■ Textauszug
Ich bin hier Jerusalem an meinem Platz im Chorgestühl. Am Ende der Woche sind es 700 Tage Hölle von Gaza. Das bedeutet für viele der jüdisch-israelischen Menschen, das Bangen um ihre lieben Angehörigen, die 700 Tage in den Tunnel von Gaza sind.
Das bedeutet für die Palästinenser in Gaza, 700 Tage auf der Flucht zu sein, Angst um das eigene Leben und das Leben der lieben Menschen zu haben. Das bedeutet für uns, 700 Tage keine Pilgergruppen, 700 Tage ausharren, 700 Tage unsere Mitarbeiter weiterzubezahlen, obwohl es keine Arbeit gibt.
Es bedeutet, 700 Tage auf Spenden angewiesen sein und auch 700 Tage getragen werden durch das Gebet lieber Menschen. Es sind 700 Tage Seelsorgegespräche, die unter die Haut gehen. 700 Tage geht der Blick immer wieder auf das Kreuz.
Ich werde immer wieder gefragt, was gibt dir Hoffnung? Weil, seien wir ehrlich, ich erlebe viele Menschen, die in dieser Zeit aggressiv depressiv oder zynisch werden. Was mich momentan sehr stark trägt, ist der Altar, auf den ich seit 700 Tagen jeden Tag nochmal ganz besonders schaue.
Es ist der Altar, an dem wir jeden Tag Eucharistie feiern. Aus einem Vorgängeraltar, von unserem allerersten Altar wurde ein Mosaik gerettet. Dieses Mosaik ist mir sehr ans Herz gewachsen. Wir sehen den Anker, das Festmachen hier im Altar in Christus selbst. Der Altar steht für Christus.

Datensätze
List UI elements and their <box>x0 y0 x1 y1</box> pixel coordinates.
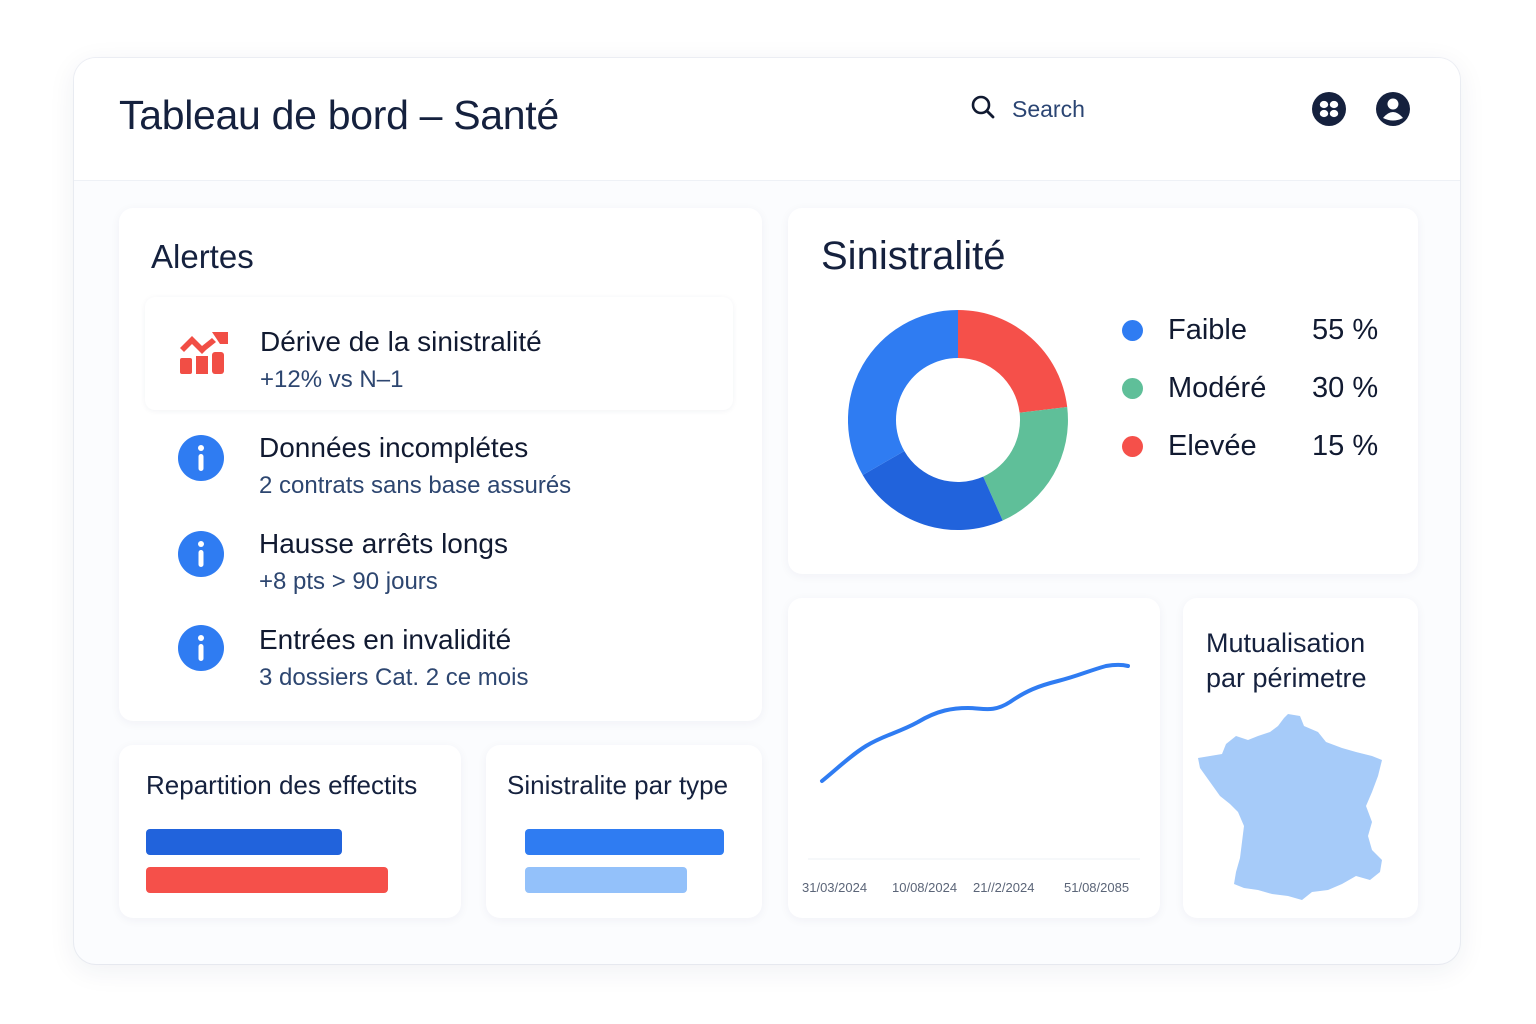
sinistralite-type-title: Sinistralite par type <box>507 770 729 800</box>
legend-item-elevee: Elevée 15 % <box>1122 430 1378 462</box>
repartition-bar-2[interactable] <box>146 867 388 893</box>
alert-subtitle: 3 dossiers Cat. 2 ce mois <box>259 664 529 691</box>
sinistralite-type-bar-2[interactable] <box>525 867 687 893</box>
alert-title: Hausse arrêts longs <box>259 528 509 559</box>
legend-value: 30 % <box>1312 372 1379 404</box>
trend-line-chart[interactable] <box>788 598 1160 923</box>
x-axis-label: 51/08/2085 <box>1064 880 1130 895</box>
trending-up-chart-icon <box>178 326 230 379</box>
france-map[interactable] <box>1196 712 1386 909</box>
x-axis-label: 10/08/2024 <box>892 880 958 895</box>
legend-label: Elevée <box>1168 430 1257 462</box>
alert-title: Dérive de la sinistralité <box>260 326 542 357</box>
donut-chart[interactable] <box>847 310 1070 537</box>
legend-dot <box>1122 320 1143 341</box>
mutualisation-title-line1: Mutualisation <box>1206 628 1366 658</box>
alert-subtitle: 2 contrats sans base assurés <box>259 472 572 499</box>
legend-dot <box>1122 378 1143 399</box>
alert-subtitle: +12% vs N–1 <box>260 366 404 393</box>
legend-label: Modéré <box>1168 372 1267 404</box>
alerts-title: Alertes <box>151 238 254 275</box>
search-icon <box>970 94 996 125</box>
legend-item-faible: Faible 55 % <box>1122 314 1378 346</box>
alert-subtitle: +8 pts > 90 jours <box>259 568 438 595</box>
search-box[interactable]: Search <box>960 84 1270 134</box>
info-icon <box>177 434 225 487</box>
apps-icon[interactable] <box>1312 92 1346 126</box>
info-icon <box>177 530 225 583</box>
sinistralite-title: Sinistralité <box>821 234 1006 278</box>
legend-label: Faible <box>1168 314 1247 346</box>
info-icon <box>177 624 225 677</box>
repartition-bar-1[interactable] <box>146 829 342 855</box>
alert-title: Données incomplétes <box>259 432 529 463</box>
legend-value: 15 % <box>1312 430 1379 462</box>
legend-value: 55 % <box>1312 314 1379 346</box>
search-input[interactable]: Search <box>1012 95 1085 122</box>
x-axis-label: 31/03/2024 <box>802 880 868 895</box>
alert-highlight-box[interactable] <box>145 297 733 410</box>
repartition-title: Repartition des effectits <box>146 770 418 800</box>
x-axis-label: 21//2/2024 <box>973 880 1035 895</box>
user-account-icon[interactable] <box>1376 92 1410 126</box>
alerts-card <box>119 208 762 721</box>
legend-item-modere: Modéré 30 % <box>1122 372 1378 404</box>
legend-dot <box>1122 436 1143 457</box>
sinistralite-type-bar-1[interactable] <box>525 829 724 855</box>
mutualisation-title: Mutualisation par périmetre <box>1206 626 1367 696</box>
page-title: Tableau de bord – Santé <box>119 92 559 138</box>
mutualisation-title-line2: par périmetre <box>1206 663 1367 693</box>
alert-title: Entrées en invalidité <box>259 624 512 655</box>
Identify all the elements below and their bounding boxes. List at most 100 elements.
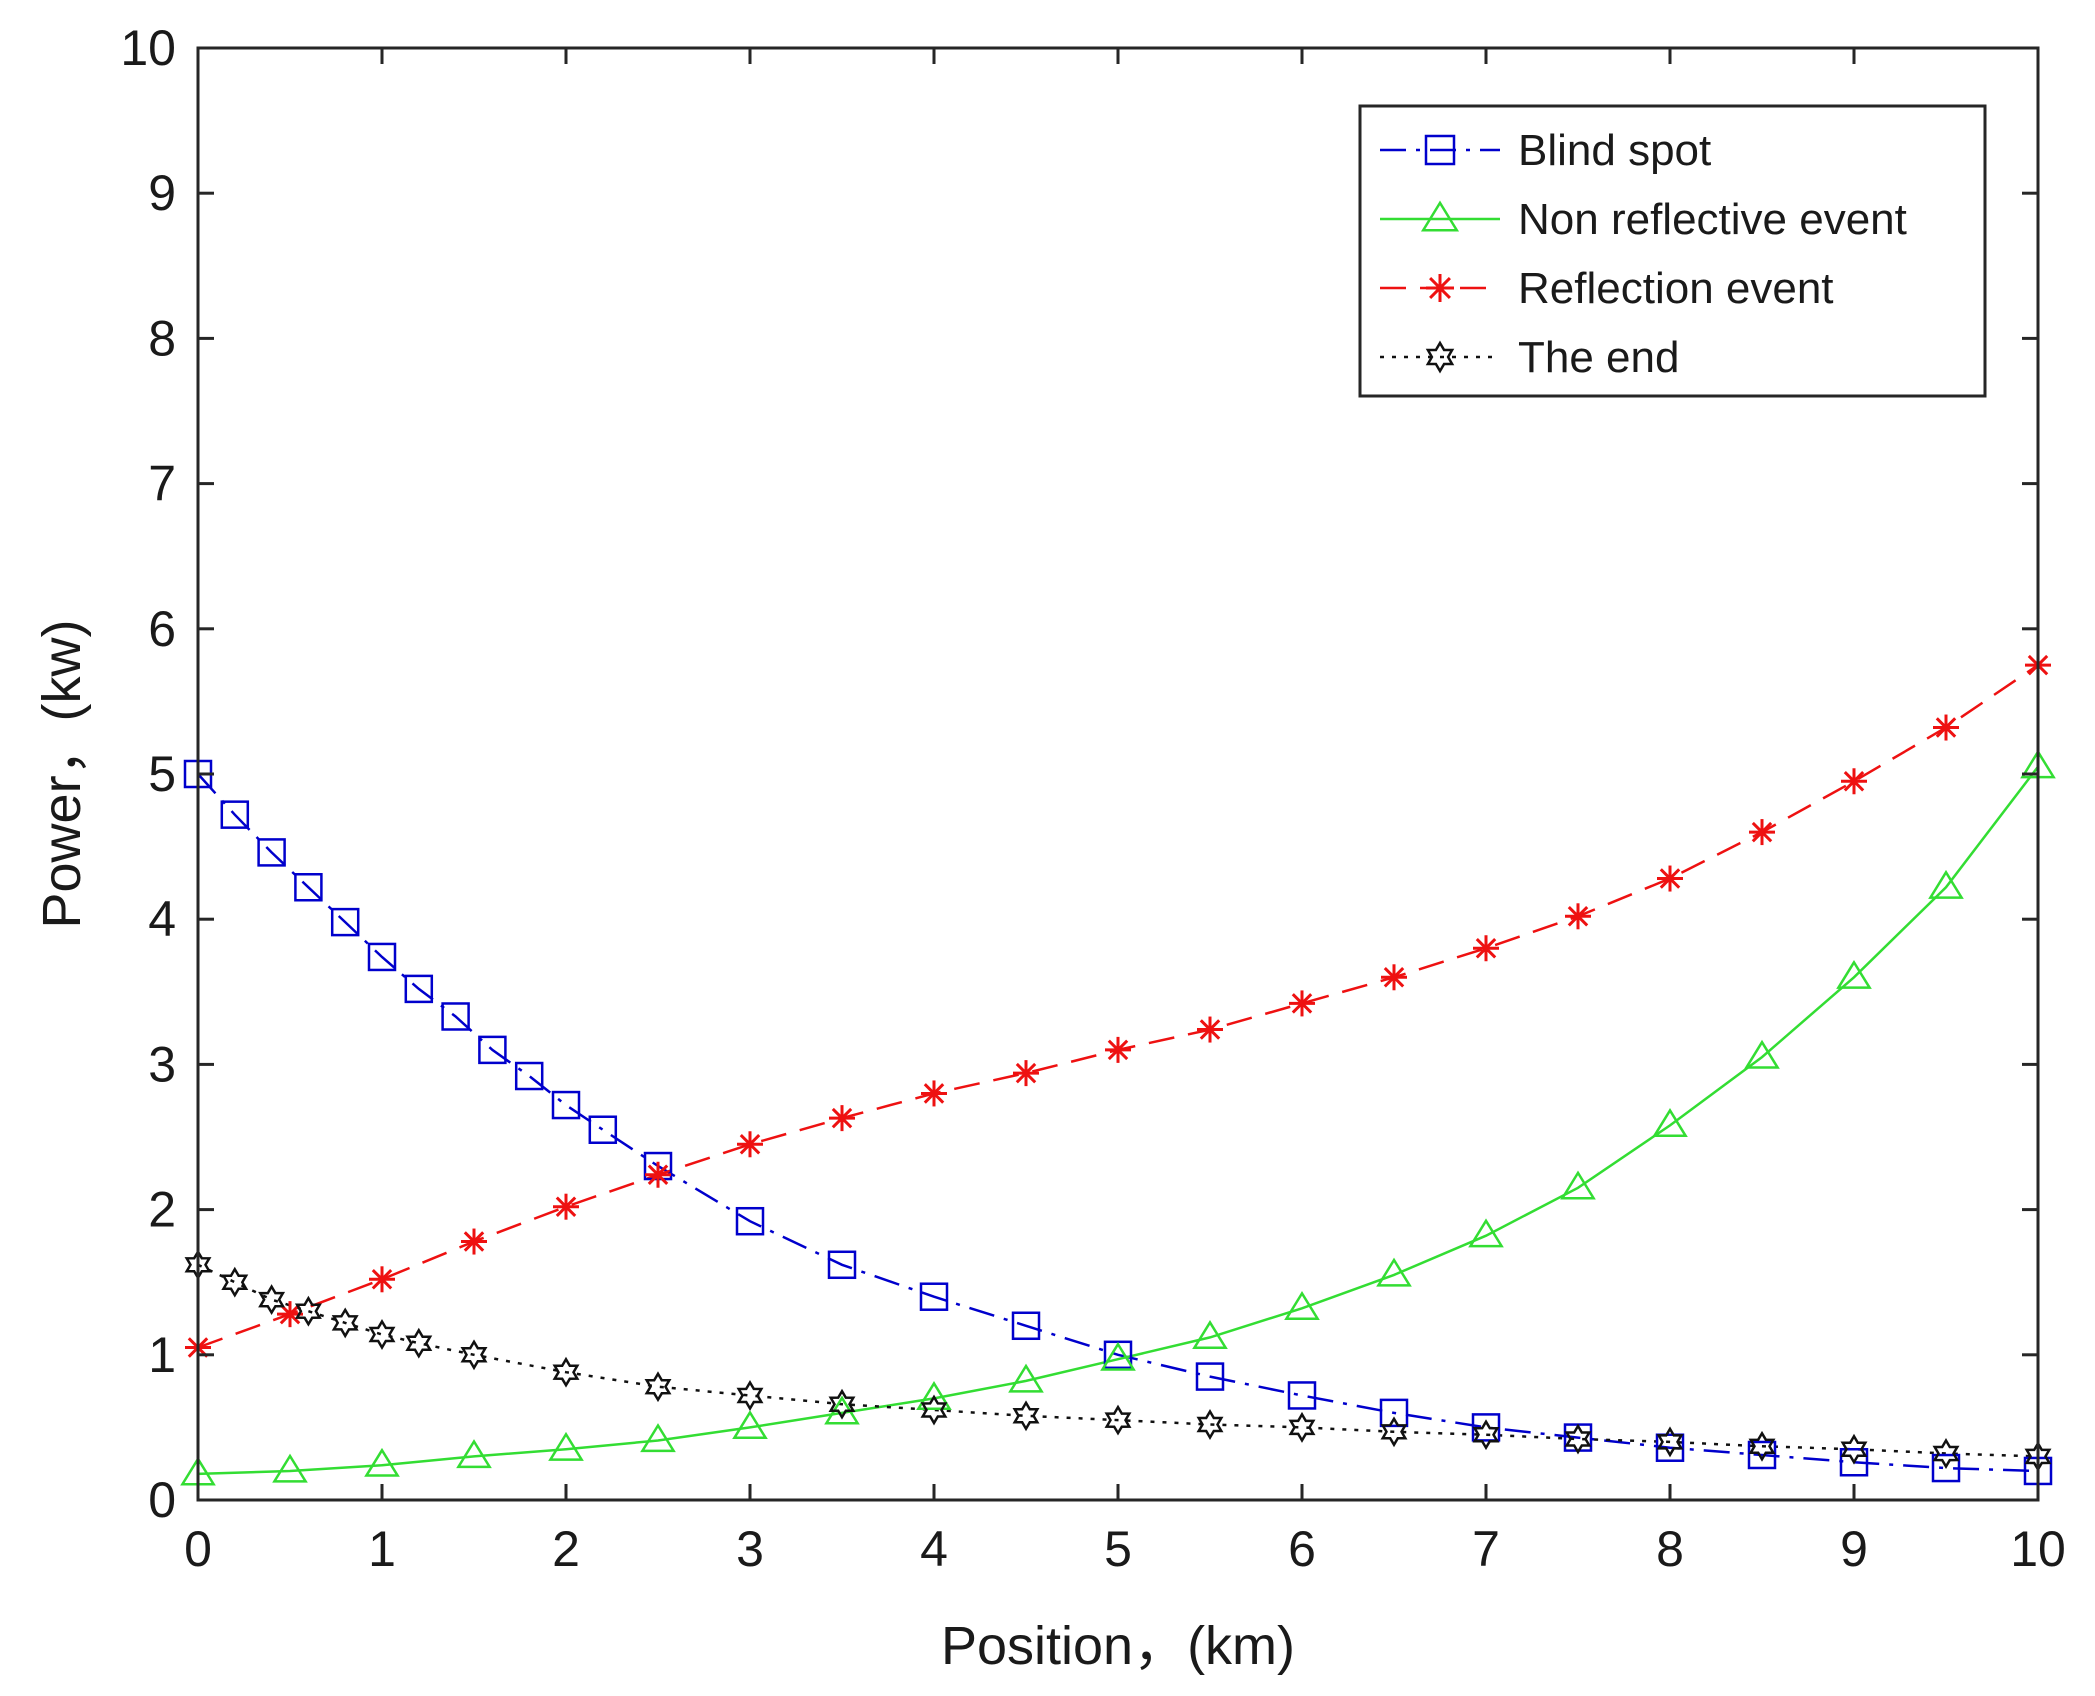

■ Aufgabe
Gib den Text über die 700 Tage in Jerusalem vollständig und wortgetreu wieder. Die Einträge sind eigenständiges Material und gehören nicht zum Text.

■ Lösung
Ich bin hier Jerusalem an meinem Platz im Chorgestühl. Am Ende der Woche sind es 700 Tage Hölle von Gaza. Das bedeutet für viele der jüdisch-israelischen Menschen, das Bangen um ihre lieben Angehörigen, die 700 Tage in den Tunnel von Gaza sind.
Das bedeutet für die Palästinenser in Gaza, 700 Tage auf der Flucht zu sein, Angst um das eigene Leben und das Leben der lieben Menschen zu haben. Das bedeutet für uns, 700 Tage keine Pilgergruppen, 700 Tage ausharren, 700 Tage unsere Mitarbeiter weiterzubezahlen, obwohl es keine Arbeit gibt.
Es bedeutet, 700 Tage auf Spenden angewiesen sein und auch 700 Tage getragen werden durch das Gebet lieber Menschen. Es sind 700 Tage Seelsorgegespräche, die unter die Haut gehen. 700 Tage geht der Blick immer wieder auf das Kreuz.
Ich werde immer wieder gefragt, was gibt dir Hoffnung? Weil, seien wir ehrlich, ich erlebe viele Menschen, die in dieser Zeit aggressiv depressiv oder zynisch werden. Was mich momentan sehr stark trägt, ist der Altar, auf den ich seit 700 Tagen jeden Tag nochmal ganz besonders schaue.
Es ist der Altar, an dem wir jeden Tag Eucharistie feiern. Aus einem Vorgängeraltar, von unserem allerersten Altar wurde ein Mosaik gerettet. Dieses Mosaik ist mir sehr ans Herz gewachsen. Wir sehen den Anker, das Festmachen hier im Altar in Christus selbst. Der Altar steht für Christus.